*WHAT NEEDS TO BE DONE:*
Reproduce the listing below without any change.

**********

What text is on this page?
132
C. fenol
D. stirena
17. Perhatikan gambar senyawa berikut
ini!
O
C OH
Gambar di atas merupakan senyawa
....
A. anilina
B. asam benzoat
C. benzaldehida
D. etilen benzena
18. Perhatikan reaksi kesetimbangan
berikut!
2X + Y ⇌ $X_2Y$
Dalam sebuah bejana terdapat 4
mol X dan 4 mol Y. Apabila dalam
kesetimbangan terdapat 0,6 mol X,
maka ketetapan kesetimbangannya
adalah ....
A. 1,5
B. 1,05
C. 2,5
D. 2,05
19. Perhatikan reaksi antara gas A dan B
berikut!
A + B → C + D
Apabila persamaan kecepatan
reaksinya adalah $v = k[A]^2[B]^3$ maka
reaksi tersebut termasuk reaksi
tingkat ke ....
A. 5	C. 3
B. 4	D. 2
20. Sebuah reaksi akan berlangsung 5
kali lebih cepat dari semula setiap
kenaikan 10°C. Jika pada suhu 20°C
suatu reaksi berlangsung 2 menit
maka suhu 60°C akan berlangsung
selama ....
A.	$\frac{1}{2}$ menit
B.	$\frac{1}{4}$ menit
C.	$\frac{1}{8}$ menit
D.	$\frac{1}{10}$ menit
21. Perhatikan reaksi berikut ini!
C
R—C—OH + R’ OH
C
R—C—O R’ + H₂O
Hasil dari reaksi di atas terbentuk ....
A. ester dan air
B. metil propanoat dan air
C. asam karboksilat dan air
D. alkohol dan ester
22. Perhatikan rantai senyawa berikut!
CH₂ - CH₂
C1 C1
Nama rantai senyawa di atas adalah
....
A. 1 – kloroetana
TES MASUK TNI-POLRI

**********

*WRITTEN SOLUTION:*
What text is on this page?
132
C. fenol
D. stirena
17. Perhatikan gambar senyawa berikut
ini!
O
C OH
Gambar di atas merupakan senyawa
....
A. anilina
B. asam benzoat
C. benzaldehida
D. etilen benzena
18. Perhatikan reaksi kesetimbangan
berikut!
2X + Y ⇌ $X_2Y$
Dalam sebuah bejana terdapat 4
mol X dan 4 mol Y. Apabila dalam
kesetimbangan terdapat 0,6 mol X,
maka ketetapan kesetimbangannya
adalah ....
A. 1,5
B. 1,05
C. 2,5
D. 2,05
19. Perhatikan reaksi antara gas A dan B
berikut!
A + B → C + D
Apabila persamaan kecepatan
reaksinya adalah $v = k[A]^2[B]^3$ maka
reaksi tersebut termasuk reaksi
tingkat ke ....
A. 5	C. 3
B. 4	D. 2
20. Sebuah reaksi akan berlangsung 5
kali lebih cepat dari semula setiap
kenaikan 10°C. Jika pada suhu 20°C
suatu reaksi berlangsung 2 menit
maka suhu 60°C akan berlangsung
selama ....
A.	$\frac{1}{2}$ menit
B.	$\frac{1}{4}$ menit
C.	$\frac{1}{8}$ menit
D.	$\frac{1}{10}$ menit
21. Perhatikan reaksi berikut ini!
C
R—C—OH + R’ OH
C
R—C—O R’ + H₂O
Hasil dari reaksi di atas terbentuk ....
A. ester dan air
B. metil propanoat dan air
C. asam karboksilat dan air
D. alkohol dan ester
22. Perhatikan rantai senyawa berikut!
CH₂ - CH₂
C1 C1
Nama rantai senyawa di atas adalah
....
A. 1 – kloroetana
TES MASUK TNI-POLRI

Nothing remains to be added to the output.